%%

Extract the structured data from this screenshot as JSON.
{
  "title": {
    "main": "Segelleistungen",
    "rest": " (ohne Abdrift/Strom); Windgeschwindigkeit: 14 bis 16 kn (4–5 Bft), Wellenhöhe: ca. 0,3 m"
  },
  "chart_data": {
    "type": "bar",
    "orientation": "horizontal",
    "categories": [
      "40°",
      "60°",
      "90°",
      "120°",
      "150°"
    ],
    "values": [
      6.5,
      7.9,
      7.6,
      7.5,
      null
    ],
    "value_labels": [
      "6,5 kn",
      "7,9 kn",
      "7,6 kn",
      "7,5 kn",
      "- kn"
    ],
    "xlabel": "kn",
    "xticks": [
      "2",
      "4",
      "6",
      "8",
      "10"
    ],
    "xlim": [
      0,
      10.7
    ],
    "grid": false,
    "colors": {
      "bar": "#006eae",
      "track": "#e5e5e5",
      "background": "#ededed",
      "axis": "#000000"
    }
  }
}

%%

Written instruction
Write every entry out again exactly.

Answer
Extract the structured data from this screenshot as JSON.
{
  "title": {
    "main": "Segelleistungen",
    "rest": " (ohne Abdrift/Strom); Windgeschwindigkeit: 14 bis 16 kn (4–5 Bft), Wellenhöhe: ca. 0,3 m"
  },
  "chart_data": {
    "type": "bar",
    "orientation": "horizontal",
    "categories": [
      "40°",
      "60°",
      "90°",
      "120°",
      "150°"
    ],
    "values": [
      6.5,
      7.9,
      7.6,
      7.5,
      null
    ],
    "value_labels": [
      "6,5 kn",
      "7,9 kn",
      "7,6 kn",
      "7,5 kn",
      "- kn"
    ],
    "xlabel": "kn",
    "xticks": [
      "2",
      "4",
      "6",
      "8",
      "10"
    ],
    "xlim": [
      0,
      10.7
    ],
    "grid": false,
    "colors": {
      "bar": "#006eae",
      "track": "#e5e5e5",
      "background": "#ededed",
      "axis": "#000000"
    }
  }
}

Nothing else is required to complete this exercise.